====== Records shown
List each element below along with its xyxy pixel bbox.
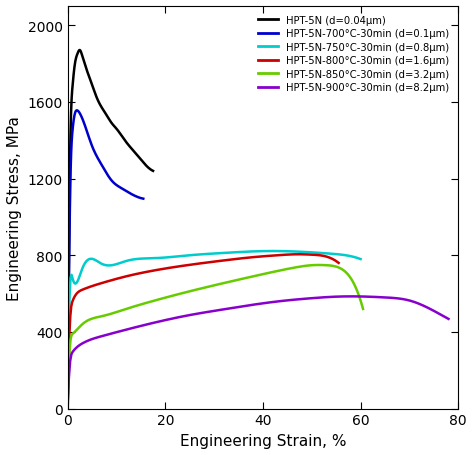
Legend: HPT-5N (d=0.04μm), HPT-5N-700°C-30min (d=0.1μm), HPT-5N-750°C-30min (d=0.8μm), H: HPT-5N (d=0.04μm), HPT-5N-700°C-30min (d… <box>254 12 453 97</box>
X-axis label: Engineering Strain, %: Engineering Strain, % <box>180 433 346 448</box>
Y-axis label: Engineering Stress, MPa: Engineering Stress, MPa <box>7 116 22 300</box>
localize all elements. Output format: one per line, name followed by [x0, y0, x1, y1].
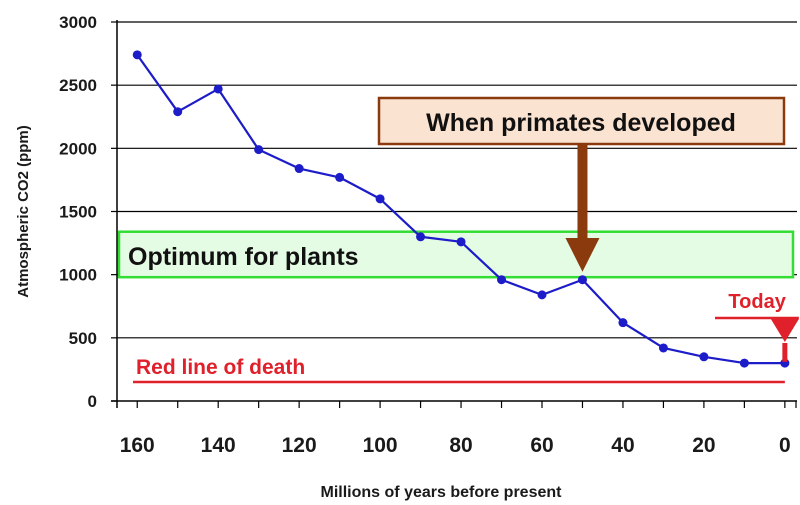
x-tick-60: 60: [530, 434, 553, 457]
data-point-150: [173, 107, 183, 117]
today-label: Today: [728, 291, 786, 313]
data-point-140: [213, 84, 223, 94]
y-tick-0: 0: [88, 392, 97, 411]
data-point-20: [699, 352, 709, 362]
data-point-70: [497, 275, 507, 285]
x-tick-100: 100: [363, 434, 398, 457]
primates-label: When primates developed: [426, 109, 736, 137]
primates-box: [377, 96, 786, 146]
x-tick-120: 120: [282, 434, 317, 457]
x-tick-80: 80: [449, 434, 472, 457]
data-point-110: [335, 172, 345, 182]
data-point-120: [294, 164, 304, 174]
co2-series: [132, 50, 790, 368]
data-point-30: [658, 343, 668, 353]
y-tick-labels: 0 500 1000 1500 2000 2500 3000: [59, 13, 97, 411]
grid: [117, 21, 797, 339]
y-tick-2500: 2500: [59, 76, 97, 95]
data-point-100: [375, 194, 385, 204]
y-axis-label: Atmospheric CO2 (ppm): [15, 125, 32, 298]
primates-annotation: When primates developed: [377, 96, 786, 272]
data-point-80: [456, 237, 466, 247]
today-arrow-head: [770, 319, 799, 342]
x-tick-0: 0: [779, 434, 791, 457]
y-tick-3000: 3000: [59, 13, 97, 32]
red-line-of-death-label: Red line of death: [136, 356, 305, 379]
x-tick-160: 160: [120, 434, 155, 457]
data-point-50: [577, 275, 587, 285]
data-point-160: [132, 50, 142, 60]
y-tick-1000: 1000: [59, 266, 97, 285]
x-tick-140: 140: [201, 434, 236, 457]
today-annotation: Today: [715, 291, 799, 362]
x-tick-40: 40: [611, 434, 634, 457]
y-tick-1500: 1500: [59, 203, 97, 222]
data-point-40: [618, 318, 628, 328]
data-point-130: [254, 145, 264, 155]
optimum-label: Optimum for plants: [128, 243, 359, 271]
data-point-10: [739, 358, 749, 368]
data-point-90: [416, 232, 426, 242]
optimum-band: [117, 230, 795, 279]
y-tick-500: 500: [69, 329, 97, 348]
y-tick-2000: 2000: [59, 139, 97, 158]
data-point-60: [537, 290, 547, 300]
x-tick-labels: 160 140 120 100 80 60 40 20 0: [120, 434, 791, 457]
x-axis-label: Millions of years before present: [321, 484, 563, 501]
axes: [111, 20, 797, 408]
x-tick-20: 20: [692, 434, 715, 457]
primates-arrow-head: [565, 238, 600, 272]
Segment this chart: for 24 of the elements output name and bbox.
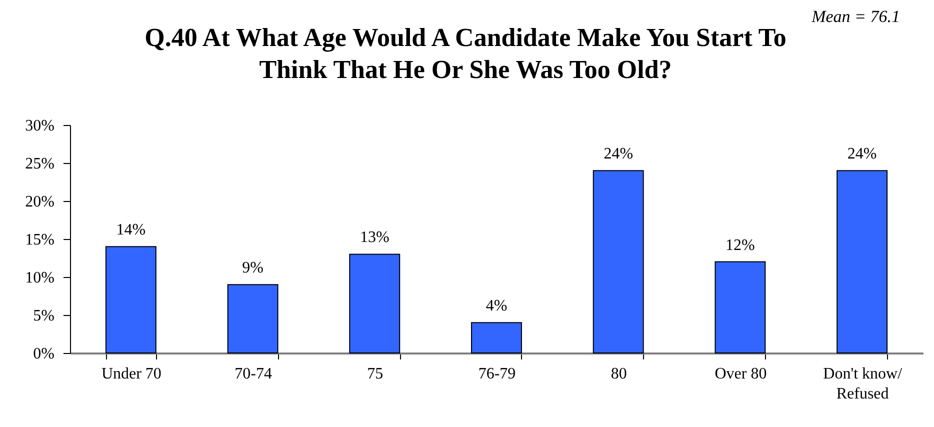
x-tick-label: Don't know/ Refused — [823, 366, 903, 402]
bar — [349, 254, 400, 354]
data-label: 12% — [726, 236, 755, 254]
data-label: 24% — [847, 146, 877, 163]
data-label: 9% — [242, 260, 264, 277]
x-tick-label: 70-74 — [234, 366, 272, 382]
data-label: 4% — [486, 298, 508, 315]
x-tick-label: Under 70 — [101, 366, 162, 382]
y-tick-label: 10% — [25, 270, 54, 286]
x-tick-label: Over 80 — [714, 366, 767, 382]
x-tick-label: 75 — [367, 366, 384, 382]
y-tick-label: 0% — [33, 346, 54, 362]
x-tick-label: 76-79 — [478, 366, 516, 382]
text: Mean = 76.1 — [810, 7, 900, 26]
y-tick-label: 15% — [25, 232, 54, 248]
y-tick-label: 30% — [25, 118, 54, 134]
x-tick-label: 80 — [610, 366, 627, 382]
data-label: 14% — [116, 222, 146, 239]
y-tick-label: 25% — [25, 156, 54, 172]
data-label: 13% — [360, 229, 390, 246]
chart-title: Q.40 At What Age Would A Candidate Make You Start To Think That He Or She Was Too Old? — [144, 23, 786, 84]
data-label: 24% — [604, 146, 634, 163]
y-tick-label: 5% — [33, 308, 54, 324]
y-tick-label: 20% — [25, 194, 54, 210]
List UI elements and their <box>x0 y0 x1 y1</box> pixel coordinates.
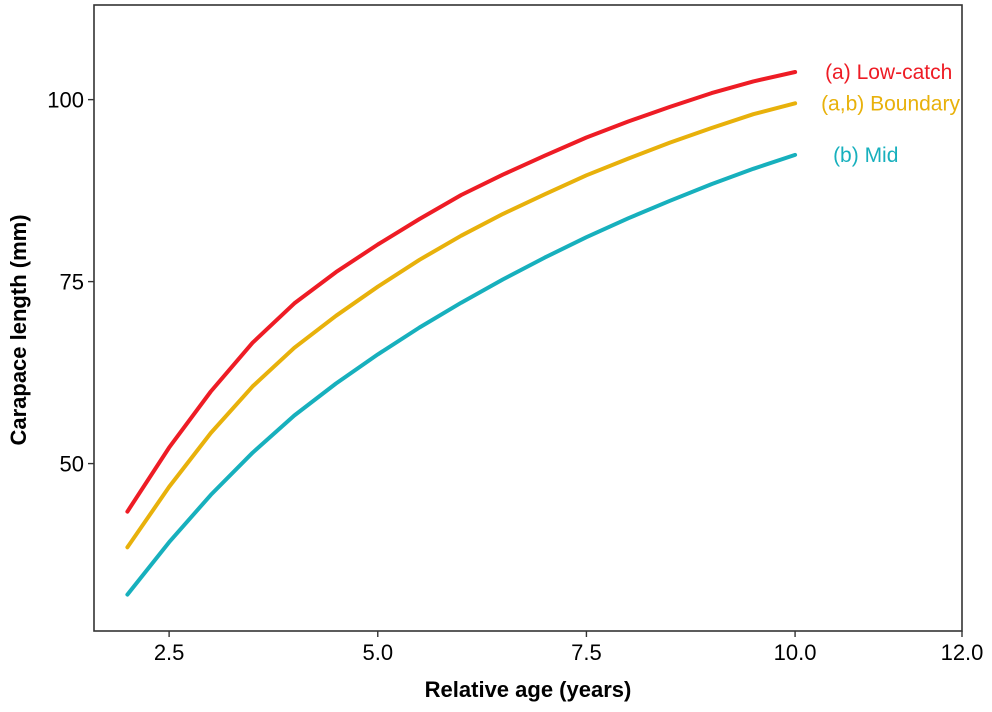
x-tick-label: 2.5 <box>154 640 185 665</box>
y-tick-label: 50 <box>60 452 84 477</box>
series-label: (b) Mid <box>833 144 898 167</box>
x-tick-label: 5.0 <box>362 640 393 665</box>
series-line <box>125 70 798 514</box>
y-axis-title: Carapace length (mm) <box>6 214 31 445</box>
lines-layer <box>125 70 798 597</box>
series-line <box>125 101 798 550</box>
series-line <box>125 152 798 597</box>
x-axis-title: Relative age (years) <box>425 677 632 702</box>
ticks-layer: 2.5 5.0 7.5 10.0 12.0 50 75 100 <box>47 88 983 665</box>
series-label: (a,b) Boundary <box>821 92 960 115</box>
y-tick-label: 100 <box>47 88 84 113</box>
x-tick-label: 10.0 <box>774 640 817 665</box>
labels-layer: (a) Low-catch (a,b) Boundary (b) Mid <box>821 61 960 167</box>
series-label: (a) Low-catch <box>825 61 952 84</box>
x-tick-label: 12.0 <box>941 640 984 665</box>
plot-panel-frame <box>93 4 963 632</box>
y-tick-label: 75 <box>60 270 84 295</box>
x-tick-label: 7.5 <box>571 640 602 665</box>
============
====== Records shown
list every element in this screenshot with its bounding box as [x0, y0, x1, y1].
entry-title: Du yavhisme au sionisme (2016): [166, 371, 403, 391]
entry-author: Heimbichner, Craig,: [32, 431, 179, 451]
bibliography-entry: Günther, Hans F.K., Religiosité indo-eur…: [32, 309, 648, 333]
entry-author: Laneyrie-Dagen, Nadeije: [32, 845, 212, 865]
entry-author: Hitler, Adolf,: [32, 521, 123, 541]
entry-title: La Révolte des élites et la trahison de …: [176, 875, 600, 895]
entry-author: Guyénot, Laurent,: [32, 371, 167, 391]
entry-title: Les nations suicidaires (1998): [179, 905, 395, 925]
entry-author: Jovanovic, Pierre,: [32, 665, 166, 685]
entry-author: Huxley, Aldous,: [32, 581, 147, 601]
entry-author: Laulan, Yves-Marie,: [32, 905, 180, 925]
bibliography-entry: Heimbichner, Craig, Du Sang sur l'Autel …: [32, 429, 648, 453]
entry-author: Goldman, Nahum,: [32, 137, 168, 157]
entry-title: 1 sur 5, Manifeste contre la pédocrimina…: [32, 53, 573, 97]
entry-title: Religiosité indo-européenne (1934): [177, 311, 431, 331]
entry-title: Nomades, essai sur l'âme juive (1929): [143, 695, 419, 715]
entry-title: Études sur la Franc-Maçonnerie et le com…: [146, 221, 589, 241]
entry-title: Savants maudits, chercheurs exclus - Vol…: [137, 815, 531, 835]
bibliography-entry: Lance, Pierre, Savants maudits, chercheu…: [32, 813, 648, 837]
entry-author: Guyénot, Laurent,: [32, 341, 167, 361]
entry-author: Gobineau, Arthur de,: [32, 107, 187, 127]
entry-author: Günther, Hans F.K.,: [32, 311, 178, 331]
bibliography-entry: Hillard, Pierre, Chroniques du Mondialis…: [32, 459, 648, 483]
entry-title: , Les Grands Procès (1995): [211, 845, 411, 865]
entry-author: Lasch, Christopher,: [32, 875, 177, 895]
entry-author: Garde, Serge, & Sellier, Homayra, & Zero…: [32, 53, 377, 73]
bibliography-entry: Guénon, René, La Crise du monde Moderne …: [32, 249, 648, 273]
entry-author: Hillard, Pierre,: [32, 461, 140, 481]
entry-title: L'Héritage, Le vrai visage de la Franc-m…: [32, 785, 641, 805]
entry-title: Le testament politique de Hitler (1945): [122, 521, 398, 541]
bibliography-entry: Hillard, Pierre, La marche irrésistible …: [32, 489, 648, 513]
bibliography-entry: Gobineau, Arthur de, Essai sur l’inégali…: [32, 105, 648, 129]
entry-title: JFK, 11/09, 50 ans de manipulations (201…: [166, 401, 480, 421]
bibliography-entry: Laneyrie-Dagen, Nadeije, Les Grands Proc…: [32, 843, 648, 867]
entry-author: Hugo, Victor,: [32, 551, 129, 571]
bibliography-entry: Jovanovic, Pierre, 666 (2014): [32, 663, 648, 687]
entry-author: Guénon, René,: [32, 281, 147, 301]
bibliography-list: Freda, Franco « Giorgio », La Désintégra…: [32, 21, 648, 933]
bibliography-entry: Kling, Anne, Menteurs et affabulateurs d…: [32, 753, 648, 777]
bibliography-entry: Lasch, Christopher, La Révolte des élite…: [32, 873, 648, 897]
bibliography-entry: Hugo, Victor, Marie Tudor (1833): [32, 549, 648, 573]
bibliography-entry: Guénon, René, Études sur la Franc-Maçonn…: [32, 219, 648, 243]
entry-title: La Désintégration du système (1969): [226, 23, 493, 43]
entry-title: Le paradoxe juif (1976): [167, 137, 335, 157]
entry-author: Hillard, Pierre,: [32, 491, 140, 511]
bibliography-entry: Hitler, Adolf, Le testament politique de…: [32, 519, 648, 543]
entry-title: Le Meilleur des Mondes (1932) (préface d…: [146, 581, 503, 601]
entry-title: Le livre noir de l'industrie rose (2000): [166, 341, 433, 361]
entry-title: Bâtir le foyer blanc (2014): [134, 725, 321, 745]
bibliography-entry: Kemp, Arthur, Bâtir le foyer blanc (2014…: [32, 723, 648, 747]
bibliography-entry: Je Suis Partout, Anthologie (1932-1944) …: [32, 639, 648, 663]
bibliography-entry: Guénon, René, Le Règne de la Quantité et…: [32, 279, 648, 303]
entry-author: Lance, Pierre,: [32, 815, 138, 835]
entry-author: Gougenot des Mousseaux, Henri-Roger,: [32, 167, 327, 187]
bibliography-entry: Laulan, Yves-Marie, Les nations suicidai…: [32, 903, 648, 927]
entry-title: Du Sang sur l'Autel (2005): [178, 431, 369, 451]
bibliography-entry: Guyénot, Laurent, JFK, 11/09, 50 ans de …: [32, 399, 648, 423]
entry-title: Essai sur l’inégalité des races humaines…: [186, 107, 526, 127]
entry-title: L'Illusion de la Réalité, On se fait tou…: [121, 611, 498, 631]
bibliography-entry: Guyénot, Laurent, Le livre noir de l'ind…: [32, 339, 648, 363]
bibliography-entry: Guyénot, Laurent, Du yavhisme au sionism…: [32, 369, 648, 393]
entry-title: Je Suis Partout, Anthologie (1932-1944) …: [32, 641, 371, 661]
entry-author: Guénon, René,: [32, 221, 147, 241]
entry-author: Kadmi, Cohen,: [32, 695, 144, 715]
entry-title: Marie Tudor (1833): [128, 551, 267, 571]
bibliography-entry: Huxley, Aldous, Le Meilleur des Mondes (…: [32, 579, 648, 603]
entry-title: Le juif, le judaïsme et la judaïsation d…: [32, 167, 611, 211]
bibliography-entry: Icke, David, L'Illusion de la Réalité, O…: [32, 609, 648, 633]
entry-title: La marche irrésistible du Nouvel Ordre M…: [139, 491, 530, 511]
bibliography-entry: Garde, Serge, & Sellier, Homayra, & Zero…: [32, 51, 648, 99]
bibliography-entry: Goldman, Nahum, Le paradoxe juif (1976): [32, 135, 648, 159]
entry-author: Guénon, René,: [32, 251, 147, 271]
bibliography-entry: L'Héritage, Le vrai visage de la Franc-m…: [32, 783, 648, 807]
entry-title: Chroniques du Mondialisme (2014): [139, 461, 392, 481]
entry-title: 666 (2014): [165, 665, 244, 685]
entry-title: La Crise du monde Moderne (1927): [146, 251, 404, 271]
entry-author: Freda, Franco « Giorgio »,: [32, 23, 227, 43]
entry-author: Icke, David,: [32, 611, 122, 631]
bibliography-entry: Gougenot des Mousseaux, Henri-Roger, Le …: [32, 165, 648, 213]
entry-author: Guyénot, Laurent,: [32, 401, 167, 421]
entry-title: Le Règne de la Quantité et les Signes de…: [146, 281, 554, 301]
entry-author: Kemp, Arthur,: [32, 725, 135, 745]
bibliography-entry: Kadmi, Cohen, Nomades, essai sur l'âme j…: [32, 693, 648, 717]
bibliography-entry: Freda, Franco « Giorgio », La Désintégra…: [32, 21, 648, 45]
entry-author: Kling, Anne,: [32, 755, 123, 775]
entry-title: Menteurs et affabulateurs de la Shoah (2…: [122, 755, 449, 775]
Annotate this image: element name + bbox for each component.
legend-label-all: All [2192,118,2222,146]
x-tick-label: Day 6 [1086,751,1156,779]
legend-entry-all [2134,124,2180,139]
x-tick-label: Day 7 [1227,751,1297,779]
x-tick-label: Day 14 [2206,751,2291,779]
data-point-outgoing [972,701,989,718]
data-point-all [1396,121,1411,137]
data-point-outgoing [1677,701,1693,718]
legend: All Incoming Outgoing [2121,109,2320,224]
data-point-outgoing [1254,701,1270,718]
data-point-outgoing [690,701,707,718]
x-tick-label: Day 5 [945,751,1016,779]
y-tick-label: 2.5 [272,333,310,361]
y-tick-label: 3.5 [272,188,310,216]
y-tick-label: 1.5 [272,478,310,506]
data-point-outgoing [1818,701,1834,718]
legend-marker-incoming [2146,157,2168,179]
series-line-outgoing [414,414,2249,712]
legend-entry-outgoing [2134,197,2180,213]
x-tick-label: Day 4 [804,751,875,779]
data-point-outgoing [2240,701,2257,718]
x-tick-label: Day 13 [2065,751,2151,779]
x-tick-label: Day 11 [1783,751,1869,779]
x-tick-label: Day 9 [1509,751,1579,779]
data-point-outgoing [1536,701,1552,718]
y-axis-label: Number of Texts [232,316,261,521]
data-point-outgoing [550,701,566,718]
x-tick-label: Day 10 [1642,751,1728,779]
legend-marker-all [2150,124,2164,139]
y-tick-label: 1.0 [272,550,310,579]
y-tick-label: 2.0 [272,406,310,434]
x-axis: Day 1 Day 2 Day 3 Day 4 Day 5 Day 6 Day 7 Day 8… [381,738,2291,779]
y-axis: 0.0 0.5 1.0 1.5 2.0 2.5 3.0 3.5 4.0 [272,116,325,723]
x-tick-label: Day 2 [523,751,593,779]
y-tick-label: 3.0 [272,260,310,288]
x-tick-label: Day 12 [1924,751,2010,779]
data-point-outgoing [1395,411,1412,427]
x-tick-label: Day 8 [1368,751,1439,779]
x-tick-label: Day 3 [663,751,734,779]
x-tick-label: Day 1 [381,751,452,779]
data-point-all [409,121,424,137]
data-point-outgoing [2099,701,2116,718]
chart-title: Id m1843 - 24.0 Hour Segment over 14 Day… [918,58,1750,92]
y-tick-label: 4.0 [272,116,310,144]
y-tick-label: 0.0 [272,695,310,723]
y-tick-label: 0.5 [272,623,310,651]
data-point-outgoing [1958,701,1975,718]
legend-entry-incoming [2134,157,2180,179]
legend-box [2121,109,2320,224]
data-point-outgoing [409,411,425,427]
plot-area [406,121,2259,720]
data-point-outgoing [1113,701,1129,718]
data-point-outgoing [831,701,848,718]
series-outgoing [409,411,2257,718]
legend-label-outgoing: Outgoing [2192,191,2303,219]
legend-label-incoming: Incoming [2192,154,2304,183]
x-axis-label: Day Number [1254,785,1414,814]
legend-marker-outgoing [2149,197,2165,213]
============
Exercise brief — Print the stretch of records from the line containing "x-tick-label: 2.5 <box>154 640 185 665</box>" through the line containing "x-tick-label: 7.5 <box>571 640 602 665</box>", both included, reproducing each line without any change.

Full response —
x-tick-label: 2.5 <box>154 640 185 665</box>
y-tick-label: 50 <box>60 452 84 477</box>
series-label: (b) Mid <box>833 144 898 167</box>
x-tick-label: 5.0 <box>362 640 393 665</box>
series-line <box>125 70 798 514</box>
y-axis-title: Carapace length (mm) <box>6 214 31 445</box>
lines-layer <box>125 70 798 597</box>
series-line <box>125 101 798 550</box>
series-line <box>125 152 798 597</box>
x-axis-title: Relative age (years) <box>425 677 632 702</box>
ticks-layer: 2.5 5.0 7.5 10.0 12.0 50 75 100 <box>47 88 983 665</box>
series-label: (a,b) Boundary <box>821 92 960 115</box>
y-tick-label: 100 <box>47 88 84 113</box>
x-tick-label: 10.0 <box>774 640 817 665</box>
labels-layer: (a) Low-catch (a,b) Boundary (b) Mid <box>821 61 960 167</box>
series-label: (a) Low-catch <box>825 61 952 84</box>
x-tick-label: 12.0 <box>941 640 984 665</box>
plot-panel-frame <box>93 4 963 632</box>
y-tick-label: 75 <box>60 270 84 295</box>
x-tick-label: 7.5 <box>571 640 602 665</box>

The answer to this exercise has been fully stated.